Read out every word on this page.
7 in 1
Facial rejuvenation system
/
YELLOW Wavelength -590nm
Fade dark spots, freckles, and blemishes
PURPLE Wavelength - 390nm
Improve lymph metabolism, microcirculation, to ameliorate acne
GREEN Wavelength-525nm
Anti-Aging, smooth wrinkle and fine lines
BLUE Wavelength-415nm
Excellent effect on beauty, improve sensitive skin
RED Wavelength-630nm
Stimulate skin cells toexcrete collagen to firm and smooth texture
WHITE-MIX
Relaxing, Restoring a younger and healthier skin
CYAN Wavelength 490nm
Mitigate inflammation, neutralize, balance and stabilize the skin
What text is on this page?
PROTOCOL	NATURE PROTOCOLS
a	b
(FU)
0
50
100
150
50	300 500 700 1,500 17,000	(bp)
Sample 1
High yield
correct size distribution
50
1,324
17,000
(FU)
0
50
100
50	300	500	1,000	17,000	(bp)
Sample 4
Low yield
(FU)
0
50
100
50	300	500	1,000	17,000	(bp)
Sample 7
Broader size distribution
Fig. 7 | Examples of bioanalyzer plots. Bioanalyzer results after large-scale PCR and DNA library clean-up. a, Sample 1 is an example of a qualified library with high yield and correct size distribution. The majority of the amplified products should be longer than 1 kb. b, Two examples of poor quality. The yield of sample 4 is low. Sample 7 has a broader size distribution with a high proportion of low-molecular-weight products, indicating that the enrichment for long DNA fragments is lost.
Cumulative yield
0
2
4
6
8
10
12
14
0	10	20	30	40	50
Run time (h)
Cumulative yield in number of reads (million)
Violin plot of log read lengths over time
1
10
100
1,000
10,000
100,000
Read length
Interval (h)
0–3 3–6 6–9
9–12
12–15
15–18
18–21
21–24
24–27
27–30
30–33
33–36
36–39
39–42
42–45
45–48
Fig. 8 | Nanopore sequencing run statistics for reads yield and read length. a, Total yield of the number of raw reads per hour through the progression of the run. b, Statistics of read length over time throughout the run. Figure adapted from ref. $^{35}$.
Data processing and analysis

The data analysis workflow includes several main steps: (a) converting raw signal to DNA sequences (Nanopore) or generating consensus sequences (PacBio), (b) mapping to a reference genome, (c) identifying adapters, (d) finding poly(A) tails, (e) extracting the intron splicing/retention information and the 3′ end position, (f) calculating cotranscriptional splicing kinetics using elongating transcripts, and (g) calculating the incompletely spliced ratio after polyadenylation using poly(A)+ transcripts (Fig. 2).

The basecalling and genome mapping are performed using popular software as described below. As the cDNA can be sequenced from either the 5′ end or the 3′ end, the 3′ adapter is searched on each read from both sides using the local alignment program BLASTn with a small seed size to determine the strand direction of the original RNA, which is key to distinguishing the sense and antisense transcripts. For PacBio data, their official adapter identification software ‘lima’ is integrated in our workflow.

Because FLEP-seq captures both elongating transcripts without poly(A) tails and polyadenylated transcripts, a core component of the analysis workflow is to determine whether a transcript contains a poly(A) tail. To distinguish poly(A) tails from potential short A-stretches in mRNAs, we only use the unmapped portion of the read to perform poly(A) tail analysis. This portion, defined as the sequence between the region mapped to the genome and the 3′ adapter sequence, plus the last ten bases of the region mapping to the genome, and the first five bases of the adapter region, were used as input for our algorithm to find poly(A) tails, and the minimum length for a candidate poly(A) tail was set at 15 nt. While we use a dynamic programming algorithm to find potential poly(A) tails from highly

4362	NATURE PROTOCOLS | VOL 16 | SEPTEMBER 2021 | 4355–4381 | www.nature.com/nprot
+++
What is being asked >> Scan the material for the word "elongating". Return every line where it is found.

Answer box >>
The data analysis workflow includes several main steps: (a) converting raw signal to DNA sequences (Nanopore) or generating consensus sequences (PacBio), (b) mapping to a reference genome, (c) identifying adapters, (d) finding poly(A) tails, (e) extracting the intron splicing/retention information and the 3′ end position, (f) calculating cotranscriptional splicing kinetics using elongating transcripts, and (g) calculating the incompletely spliced ratio after polyadenylation using poly(A)+ transcripts (Fig. 2).
Because FLEP-seq captures both elongating transcripts without poly(A) tails and polyadenylated transcripts, a core component of the analysis workflow is to determine whether a transcript contains a poly(A) tail. To distinguish poly(A) tails from potential short A-stretches in mRNAs, we only use the unmapped portion of the read to perform poly(A) tail analysis. This portion, defined as the sequence between the region mapped to the genome and the 3′ adapter sequence, plus the last ten bases of the region mapping to the genome, and the first five bases of the adapter region, were used as input for our algorithm to find poly(A) tails, and the minimum length for a candidate poly(A) tail was set at 15 nt. While we use a dynamic programming algorithm to find potential poly(A) tails from highly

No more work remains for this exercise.